* _Written exercise_: Scan the entries for the string "Ansøgninger" and give the number of lines that have it, nothing further.

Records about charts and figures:
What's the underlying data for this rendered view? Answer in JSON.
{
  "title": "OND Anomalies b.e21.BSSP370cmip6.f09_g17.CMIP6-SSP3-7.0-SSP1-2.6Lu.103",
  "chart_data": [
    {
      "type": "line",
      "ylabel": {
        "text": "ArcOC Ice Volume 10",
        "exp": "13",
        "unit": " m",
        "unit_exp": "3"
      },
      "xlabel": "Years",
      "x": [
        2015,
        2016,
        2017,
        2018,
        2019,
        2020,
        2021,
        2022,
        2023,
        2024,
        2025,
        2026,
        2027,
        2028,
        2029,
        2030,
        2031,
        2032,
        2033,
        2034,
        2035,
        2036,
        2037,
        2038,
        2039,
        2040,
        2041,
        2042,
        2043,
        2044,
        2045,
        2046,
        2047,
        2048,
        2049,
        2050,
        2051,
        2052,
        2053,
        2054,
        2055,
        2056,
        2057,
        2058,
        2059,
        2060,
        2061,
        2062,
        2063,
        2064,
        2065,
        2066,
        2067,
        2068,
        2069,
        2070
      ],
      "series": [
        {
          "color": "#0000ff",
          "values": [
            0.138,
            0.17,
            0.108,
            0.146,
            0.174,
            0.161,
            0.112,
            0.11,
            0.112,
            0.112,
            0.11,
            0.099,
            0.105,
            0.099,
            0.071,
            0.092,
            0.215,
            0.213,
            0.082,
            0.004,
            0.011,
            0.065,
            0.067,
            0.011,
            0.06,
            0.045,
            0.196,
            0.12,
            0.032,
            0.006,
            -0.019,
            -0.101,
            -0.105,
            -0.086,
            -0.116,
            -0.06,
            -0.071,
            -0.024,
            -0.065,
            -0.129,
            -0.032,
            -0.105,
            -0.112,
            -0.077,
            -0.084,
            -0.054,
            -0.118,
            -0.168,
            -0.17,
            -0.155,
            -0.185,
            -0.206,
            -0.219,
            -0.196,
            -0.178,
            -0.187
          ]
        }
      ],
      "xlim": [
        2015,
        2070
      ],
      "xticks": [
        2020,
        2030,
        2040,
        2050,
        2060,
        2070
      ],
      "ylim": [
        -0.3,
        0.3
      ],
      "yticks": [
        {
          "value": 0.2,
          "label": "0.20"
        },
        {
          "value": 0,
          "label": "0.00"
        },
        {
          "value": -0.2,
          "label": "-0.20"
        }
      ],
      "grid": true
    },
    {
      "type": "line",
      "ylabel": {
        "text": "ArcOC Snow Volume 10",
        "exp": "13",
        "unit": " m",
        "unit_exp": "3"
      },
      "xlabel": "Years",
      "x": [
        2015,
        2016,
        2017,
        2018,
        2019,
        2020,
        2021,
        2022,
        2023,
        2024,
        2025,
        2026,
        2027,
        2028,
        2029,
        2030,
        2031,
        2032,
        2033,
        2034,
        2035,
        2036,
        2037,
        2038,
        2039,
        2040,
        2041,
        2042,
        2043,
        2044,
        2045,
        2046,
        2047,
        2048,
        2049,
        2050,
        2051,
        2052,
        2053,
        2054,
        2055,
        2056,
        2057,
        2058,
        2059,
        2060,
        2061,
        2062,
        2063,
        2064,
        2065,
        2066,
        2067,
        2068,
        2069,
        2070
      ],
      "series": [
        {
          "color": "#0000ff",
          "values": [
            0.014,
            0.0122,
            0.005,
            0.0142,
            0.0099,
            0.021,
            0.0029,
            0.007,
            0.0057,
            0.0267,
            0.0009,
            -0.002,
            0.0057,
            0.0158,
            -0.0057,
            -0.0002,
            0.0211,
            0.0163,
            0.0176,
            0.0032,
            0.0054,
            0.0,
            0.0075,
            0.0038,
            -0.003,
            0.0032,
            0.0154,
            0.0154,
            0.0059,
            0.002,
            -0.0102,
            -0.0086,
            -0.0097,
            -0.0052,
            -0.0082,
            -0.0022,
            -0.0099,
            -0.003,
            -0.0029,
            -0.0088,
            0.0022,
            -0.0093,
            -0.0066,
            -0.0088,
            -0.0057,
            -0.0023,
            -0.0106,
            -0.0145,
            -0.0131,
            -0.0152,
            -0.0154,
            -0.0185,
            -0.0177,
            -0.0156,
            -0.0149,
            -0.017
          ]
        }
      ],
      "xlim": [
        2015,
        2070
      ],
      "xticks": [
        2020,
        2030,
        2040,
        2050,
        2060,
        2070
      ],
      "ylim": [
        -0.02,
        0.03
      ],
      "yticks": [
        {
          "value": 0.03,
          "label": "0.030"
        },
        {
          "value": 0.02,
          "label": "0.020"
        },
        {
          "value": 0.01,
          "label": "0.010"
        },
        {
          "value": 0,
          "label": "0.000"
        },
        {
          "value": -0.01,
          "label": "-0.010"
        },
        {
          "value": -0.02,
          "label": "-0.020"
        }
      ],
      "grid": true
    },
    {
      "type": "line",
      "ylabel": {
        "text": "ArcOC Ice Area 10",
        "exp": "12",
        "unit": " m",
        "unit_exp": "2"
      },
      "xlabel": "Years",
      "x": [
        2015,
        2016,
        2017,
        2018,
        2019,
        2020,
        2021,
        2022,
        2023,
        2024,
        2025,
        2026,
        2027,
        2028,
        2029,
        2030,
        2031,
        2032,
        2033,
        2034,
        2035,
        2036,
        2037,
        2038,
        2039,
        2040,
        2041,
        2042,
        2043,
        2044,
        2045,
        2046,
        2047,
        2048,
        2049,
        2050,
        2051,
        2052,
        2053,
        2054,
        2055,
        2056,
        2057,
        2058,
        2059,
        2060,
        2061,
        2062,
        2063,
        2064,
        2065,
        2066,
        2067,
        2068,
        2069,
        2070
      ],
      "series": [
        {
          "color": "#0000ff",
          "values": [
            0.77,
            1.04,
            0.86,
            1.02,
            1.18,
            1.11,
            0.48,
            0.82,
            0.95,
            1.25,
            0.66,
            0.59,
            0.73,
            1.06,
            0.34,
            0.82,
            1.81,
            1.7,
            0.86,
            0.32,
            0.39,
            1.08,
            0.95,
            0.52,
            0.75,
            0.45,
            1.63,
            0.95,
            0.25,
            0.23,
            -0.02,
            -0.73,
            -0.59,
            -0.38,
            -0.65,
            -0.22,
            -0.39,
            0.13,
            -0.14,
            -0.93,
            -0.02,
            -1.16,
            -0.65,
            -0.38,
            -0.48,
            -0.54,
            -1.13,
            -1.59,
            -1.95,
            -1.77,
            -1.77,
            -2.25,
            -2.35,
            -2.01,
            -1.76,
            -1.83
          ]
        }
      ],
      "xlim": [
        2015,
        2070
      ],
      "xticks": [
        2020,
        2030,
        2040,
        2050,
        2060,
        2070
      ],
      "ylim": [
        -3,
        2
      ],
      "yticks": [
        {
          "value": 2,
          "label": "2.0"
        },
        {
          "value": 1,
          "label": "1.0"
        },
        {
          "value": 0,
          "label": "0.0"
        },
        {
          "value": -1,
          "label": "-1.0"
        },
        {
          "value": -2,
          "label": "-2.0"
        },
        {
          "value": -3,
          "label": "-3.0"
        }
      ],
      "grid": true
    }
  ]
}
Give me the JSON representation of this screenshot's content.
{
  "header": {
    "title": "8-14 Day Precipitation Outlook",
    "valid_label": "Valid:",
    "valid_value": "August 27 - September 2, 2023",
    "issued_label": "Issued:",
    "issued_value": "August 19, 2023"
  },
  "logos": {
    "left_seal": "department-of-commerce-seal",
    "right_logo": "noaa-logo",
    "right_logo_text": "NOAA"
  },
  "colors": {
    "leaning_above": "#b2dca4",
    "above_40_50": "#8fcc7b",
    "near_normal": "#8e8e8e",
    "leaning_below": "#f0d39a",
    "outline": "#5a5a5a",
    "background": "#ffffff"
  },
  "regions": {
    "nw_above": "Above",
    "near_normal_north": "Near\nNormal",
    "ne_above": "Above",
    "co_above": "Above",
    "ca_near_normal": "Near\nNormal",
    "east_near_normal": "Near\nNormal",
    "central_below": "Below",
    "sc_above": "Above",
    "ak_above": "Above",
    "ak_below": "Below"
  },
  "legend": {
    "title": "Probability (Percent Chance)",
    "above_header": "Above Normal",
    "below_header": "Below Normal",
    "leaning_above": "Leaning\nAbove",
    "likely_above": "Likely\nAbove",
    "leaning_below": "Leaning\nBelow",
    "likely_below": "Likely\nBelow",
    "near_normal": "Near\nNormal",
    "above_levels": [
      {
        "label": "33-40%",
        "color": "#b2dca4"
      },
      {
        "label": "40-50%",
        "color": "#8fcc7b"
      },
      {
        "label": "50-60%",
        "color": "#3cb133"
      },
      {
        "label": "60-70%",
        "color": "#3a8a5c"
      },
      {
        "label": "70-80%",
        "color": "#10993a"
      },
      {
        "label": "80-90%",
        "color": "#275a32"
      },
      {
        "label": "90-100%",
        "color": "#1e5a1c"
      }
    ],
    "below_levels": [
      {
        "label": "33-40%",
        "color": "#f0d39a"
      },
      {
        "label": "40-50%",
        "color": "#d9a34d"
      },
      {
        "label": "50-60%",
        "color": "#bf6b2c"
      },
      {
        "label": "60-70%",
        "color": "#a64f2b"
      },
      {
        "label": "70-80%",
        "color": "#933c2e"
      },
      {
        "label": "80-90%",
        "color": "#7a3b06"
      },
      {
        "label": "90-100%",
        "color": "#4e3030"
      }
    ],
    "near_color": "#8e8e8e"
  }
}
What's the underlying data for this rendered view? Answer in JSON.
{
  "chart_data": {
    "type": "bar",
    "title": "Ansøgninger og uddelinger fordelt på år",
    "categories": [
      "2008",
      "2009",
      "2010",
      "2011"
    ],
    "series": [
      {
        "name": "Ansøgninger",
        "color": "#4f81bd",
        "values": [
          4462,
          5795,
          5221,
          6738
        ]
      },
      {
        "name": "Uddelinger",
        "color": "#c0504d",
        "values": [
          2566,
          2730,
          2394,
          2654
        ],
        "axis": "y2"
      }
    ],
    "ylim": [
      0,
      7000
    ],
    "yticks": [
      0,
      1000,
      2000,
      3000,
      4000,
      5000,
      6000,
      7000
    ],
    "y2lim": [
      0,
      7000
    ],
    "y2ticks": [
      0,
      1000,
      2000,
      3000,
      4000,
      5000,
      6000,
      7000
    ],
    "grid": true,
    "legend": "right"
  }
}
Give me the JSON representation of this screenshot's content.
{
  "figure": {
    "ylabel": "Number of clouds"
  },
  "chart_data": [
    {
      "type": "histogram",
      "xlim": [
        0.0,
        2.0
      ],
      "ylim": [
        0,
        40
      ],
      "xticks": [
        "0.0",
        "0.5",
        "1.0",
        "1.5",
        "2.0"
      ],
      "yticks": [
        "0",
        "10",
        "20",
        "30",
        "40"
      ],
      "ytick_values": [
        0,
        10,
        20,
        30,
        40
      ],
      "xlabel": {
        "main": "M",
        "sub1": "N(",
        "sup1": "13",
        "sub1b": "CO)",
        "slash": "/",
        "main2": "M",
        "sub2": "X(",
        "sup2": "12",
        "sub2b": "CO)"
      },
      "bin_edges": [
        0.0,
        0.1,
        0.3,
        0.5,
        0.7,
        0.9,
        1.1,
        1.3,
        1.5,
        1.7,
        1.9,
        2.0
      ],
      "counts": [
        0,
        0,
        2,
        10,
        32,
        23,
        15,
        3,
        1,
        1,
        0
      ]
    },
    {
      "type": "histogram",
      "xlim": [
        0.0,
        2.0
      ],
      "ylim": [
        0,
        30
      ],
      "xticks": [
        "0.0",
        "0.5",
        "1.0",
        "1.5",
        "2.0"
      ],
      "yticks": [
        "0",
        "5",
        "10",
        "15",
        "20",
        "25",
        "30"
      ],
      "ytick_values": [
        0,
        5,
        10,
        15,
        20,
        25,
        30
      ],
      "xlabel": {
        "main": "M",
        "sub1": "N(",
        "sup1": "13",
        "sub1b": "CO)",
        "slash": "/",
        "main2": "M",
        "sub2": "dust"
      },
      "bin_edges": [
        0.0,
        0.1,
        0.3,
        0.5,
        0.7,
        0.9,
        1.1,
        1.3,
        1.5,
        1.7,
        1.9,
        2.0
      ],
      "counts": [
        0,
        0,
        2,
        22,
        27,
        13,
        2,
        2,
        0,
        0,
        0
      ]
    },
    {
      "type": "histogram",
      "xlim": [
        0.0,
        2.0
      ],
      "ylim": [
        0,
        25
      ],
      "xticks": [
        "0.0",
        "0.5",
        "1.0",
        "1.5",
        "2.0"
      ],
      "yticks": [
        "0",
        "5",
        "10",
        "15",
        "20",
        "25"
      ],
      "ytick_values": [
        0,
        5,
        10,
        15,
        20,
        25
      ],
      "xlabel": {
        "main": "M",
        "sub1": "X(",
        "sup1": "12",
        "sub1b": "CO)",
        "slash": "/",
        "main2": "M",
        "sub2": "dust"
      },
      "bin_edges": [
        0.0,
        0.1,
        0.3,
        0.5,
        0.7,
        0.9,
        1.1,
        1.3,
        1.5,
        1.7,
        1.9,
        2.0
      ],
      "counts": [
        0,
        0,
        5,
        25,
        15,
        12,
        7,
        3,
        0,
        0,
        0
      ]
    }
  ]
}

* _Answer in full_: 2